→ **Problem description**:
Copy every line of the material below word for word.

→ **Data for this exercise**:
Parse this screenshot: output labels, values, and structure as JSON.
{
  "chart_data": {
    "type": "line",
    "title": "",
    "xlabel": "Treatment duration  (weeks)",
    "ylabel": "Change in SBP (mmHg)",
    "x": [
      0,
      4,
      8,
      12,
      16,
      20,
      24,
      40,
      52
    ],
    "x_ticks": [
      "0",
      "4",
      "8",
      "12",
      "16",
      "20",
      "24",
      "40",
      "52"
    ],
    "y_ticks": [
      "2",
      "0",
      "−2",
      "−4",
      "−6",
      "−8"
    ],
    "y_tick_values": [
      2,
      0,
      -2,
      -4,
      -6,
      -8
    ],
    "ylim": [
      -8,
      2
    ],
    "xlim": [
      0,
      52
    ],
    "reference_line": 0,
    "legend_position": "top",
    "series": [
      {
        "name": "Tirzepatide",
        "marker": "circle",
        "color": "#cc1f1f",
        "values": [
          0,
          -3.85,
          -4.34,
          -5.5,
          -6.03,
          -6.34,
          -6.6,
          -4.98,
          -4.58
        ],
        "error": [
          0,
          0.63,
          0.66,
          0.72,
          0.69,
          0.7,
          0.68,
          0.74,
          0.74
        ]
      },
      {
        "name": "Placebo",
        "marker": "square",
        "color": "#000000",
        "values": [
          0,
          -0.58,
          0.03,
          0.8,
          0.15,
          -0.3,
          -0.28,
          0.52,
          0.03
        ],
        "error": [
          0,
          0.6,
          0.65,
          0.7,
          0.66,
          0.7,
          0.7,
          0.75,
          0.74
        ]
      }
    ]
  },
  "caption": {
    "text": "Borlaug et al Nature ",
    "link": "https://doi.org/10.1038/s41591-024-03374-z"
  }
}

→ **Answer below**:
Parse this screenshot: output labels, values, and structure as JSON.
{
  "chart_data": {
    "type": "line",
    "title": "",
    "xlabel": "Treatment duration  (weeks)",
    "ylabel": "Change in SBP (mmHg)",
    "x": [
      0,
      4,
      8,
      12,
      16,
      20,
      24,
      40,
      52
    ],
    "x_ticks": [
      "0",
      "4",
      "8",
      "12",
      "16",
      "20",
      "24",
      "40",
      "52"
    ],
    "y_ticks": [
      "2",
      "0",
      "−2",
      "−4",
      "−6",
      "−8"
    ],
    "y_tick_values": [
      2,
      0,
      -2,
      -4,
      -6,
      -8
    ],
    "ylim": [
      -8,
      2
    ],
    "xlim": [
      0,
      52
    ],
    "reference_line": 0,
    "legend_position": "top",
    "series": [
      {
        "name": "Tirzepatide",
        "marker": "circle",
        "color": "#cc1f1f",
        "values": [
          0,
          -3.85,
          -4.34,
          -5.5,
          -6.03,
          -6.34,
          -6.6,
          -4.98,
          -4.58
        ],
        "error": [
          0,
          0.63,
          0.66,
          0.72,
          0.69,
          0.7,
          0.68,
          0.74,
          0.74
        ]
      },
      {
        "name": "Placebo",
        "marker": "square",
        "color": "#000000",
        "values": [
          0,
          -0.58,
          0.03,
          0.8,
          0.15,
          -0.3,
          -0.28,
          0.52,
          0.03
        ],
        "error": [
          0,
          0.6,
          0.65,
          0.7,
          0.66,
          0.7,
          0.7,
          0.75,
          0.74
        ]
      }
    ]
  },
  "caption": {
    "text": "Borlaug et al Nature ",
    "link": "https://doi.org/10.1038/s41591-024-03374-z"
  }
}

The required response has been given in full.